------ Given information

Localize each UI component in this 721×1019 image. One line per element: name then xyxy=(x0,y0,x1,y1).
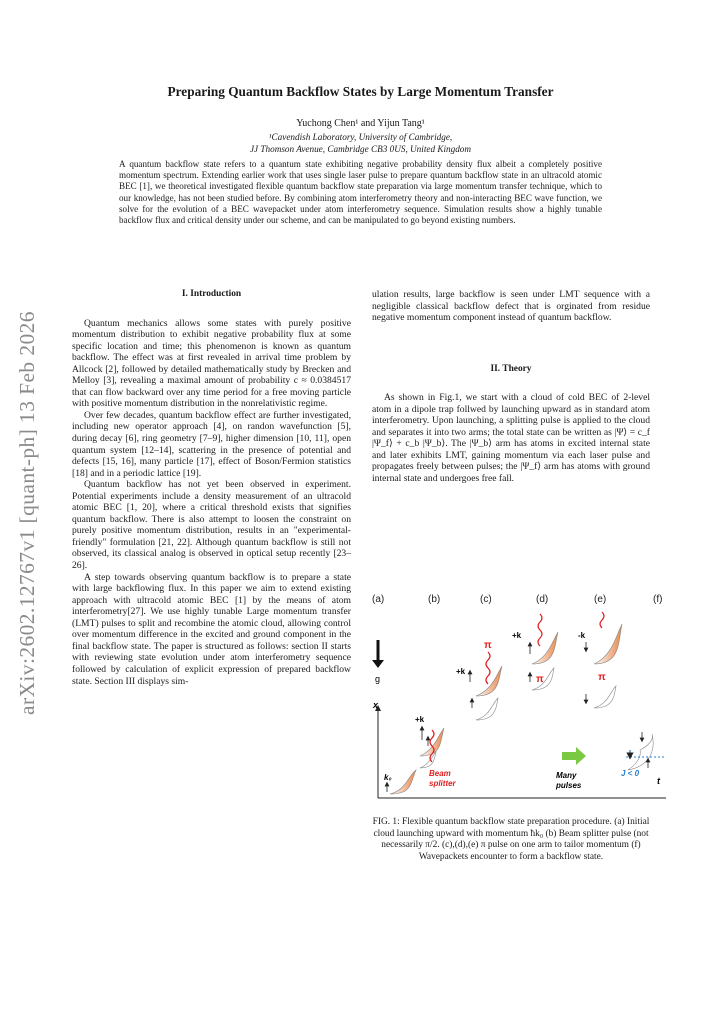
gravity-arrow-icon xyxy=(372,640,384,668)
section-2-heading: II. Theory xyxy=(490,363,532,374)
pi-label-c: π xyxy=(484,640,492,651)
beam-splitter-label-2: splitter xyxy=(429,779,456,788)
intro-paragraph-4: A step towards observing quantum backflow is to prepare a state with large backflowing flux. In this paper we aim to extend existing approach with ultracold atomic BEC [1] by the means of atom interferometry[27]. We use highly tunable Large momentum transfer (LMT) pulses to split and recombine the atomic cloud, allowing control over momentum difference in the excited and ground component in the final backflow state. The paper is structured as follows: section II starts with reviewing state evolution under atom interferometry sequence followed by calculation of explicit expression of prepared backflow state. Section III displays sim- xyxy=(72,571,351,687)
x-axis-label: x xyxy=(373,700,379,710)
plus-k-label-d: +k xyxy=(512,631,522,640)
right-column xyxy=(372,289,650,485)
pi-pulse-wave-e xyxy=(600,612,604,628)
intro-paragraph-3: Quantum backflow has not yet been observed in experiment. Potential experiments include a density measurement of an ultracold atomic BEC [1, 20], where a critical threshold exists that signifies quantum backflow. There is also attempt to loosen the constraint on purely positive momentum distribution, results in an "experimental-friendly" formulation [21, 22]. Although quantum backflow is still not observed, its classical analog is observed in optical setup recently [23–26]. xyxy=(72,479,351,572)
packet-b-upper xyxy=(420,728,444,756)
packet-c-upper xyxy=(476,666,502,696)
paper-title: Preparing Quantum Backflow States by Large Momentum Transfer xyxy=(167,84,554,99)
pi-label-e: π xyxy=(598,672,606,683)
panel-label-d: (d) xyxy=(536,594,549,605)
author-list: Yuchong Chen¹ and Yijun Tang¹ xyxy=(296,118,425,129)
many-pulses-arrow-icon xyxy=(562,747,586,765)
section-1-heading: I. Introduction xyxy=(181,289,242,299)
packet-a xyxy=(390,770,416,794)
arxiv-id-text: arXiv:2602.12767v1 [quant-ph] 13 Feb 2026 xyxy=(15,311,39,715)
panel-label-e: (e) xyxy=(594,594,607,605)
intro-paragraph-1: Quantum mechanics allows some states with purely positive momentum distribution to exhibit negative probability flux at some specific location and time; this phenomenon is known as quantum backflow. The effect was at first revealed in arrival time problem by Allcock [2], followed by detailed mathematically study by Brecken and Melloy [3], revealing a maximal amount of probability c ≈ 0.0384517 that can flow backward over any time period for a free moving particle with positive momentum distribution in the nonrelativistic regime. xyxy=(72,317,351,410)
panel-label-c: (c) xyxy=(480,594,492,605)
plus-k-label-b: +k xyxy=(415,715,425,724)
gravity-label: g xyxy=(375,674,381,684)
results-continuation: ulation results, large backflow is seen under LMT sequence with a negligible classical backflow defect that is orginated from residue negative momentum component instead of quantum backflow. xyxy=(372,289,650,324)
affiliation-line-2: JJ Thomson Avenue, Cambridge CB3 0US, United Kingdom xyxy=(249,144,472,154)
beam-splitter-label-1: Beam xyxy=(429,769,451,778)
packet-d-upper xyxy=(532,632,558,664)
t-axis-label: t xyxy=(657,776,660,786)
intro-paragraph-2: Over few decades, quantum backflow effect are further investigated, including new operator approach [4], on randon wavefunction [5], during decay [6], ring geometry [7–9], higher dimension [10, 11], open quantum system [12–14], scattering in the presence of potential and defects [15, 16], many particle [17], effect of Boson/Fermion statistics [18] and in a periodic lattice [19]. xyxy=(72,409,351,479)
many-pulses-label-2: pulses xyxy=(556,781,582,790)
plus-k-label-c: +k xyxy=(456,667,466,676)
packet-e-upper xyxy=(594,624,622,664)
k0-label: k₀ xyxy=(384,773,392,782)
figure-1-backflow-procedure xyxy=(372,590,668,800)
abstract: A quantum backflow state refers to a quantum state exhibiting negative probability density flux albeit a completely positive momentum spectrum. Extending earlier work that uses single laser pulse to prepare quantum backflow state in an ultracold atomic BEC [1], we theoretical investigated flexible quantum backflow state preparation via large momentum transfer technique, which to our knowledge, has not been studied before. By combining atom interferometry theory and non-interacting BEC wave function, we solve for the evolution of a BEC wavepacket under atom interferometry sequence. Simulation results show a highly tunable backflow flux and critical density under our scheme, and can be manipulated to go beyond existing numbers. xyxy=(119,159,602,226)
panel-label-a: (a) xyxy=(372,594,385,605)
figure-1-caption: FIG. 1: Flexible quantum backflow state preparation procedure. (a) Initial cloud launching upward with momentum ħk₀ (b) Beam splitter pulse (not necessarily π/2. (c),(d),(e) π pulse on one arm to tailor momentum (f) Wavepackets encounter to form a backflow state. xyxy=(372,817,650,862)
affiliation xyxy=(0,131,721,155)
panel-label-f: (f) xyxy=(653,594,663,605)
pi-label-d: π xyxy=(536,674,544,685)
minus-k-label: -k xyxy=(578,631,586,640)
left-column xyxy=(72,289,351,687)
theory-paragraph-1: As shown in Fig.1, we start with a cloud of cold BEC of 2-level atom in a dipole trap follwed by launching upward as in standard atom interferometry. Upon launching, a splitting pulse is applied to the cloud and separates it into two arms; the total state can be written as |Ψ⟩ = c_f |Ψ_f⟩ + c_b |Ψ_b⟩. The |Ψ_b⟩ arm has atoms in excited internal state and later exhibits LMT, gaining momentum via each laser pulse and propagates freely between pulses; the |Ψ_f⟩ arm has atoms with ground internal state and undergoes free fall. xyxy=(372,392,650,485)
packet-e-lower xyxy=(594,686,616,708)
pi-pulse-wave-c xyxy=(486,652,490,684)
affiliation-line-1: ¹Cavendish Laboratory, University of Cambridge, xyxy=(268,132,453,142)
pi-pulse-wave-d xyxy=(538,614,542,646)
many-pulses-label-1: Many xyxy=(556,771,577,780)
panel-label-b: (b) xyxy=(428,594,441,605)
packet-c-lower xyxy=(476,698,498,720)
arxiv-identifier-stamp xyxy=(0,283,48,723)
packet-f xyxy=(628,734,653,770)
flux-label: J < 0 xyxy=(621,769,640,778)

------------

▶ Objective:
Write out everything in the records from the line containing "gravity-arrow-icon xyxy=(372,640,384,668)" down to the line containing "pi-pulse-wave-e xyxy=(600,612,604,628)", including both of those lines.

▶ Output of the task:
gravity-arrow-icon xyxy=(372,640,384,668)
section-2-heading: II. Theory xyxy=(490,363,532,374)
pi-label-c: π xyxy=(484,640,492,651)
beam-splitter-label-2: splitter xyxy=(429,779,456,788)
intro-paragraph-4: A step towards observing quantum backflow is to prepare a state with large backflowing flux. In this paper we aim to extend existing approach with ultracold atomic BEC [1] by the means of atom interferometry[27]. We use highly tunable Large momentum transfer (LMT) pulses to split and recombine the atomic cloud, allowing control over momentum difference in the excited and ground component in the final backflow state. The paper is structured as follows: section II starts with reviewing state evolution under atom interferometry sequence followed by calculation of explicit expression of prepared backflow state. Section III displays sim- xyxy=(72,571,351,687)
x-axis-label: x xyxy=(373,700,379,710)
plus-k-label-d: +k xyxy=(512,631,522,640)
right-column xyxy=(372,289,650,485)
pi-pulse-wave-e xyxy=(600,612,604,628)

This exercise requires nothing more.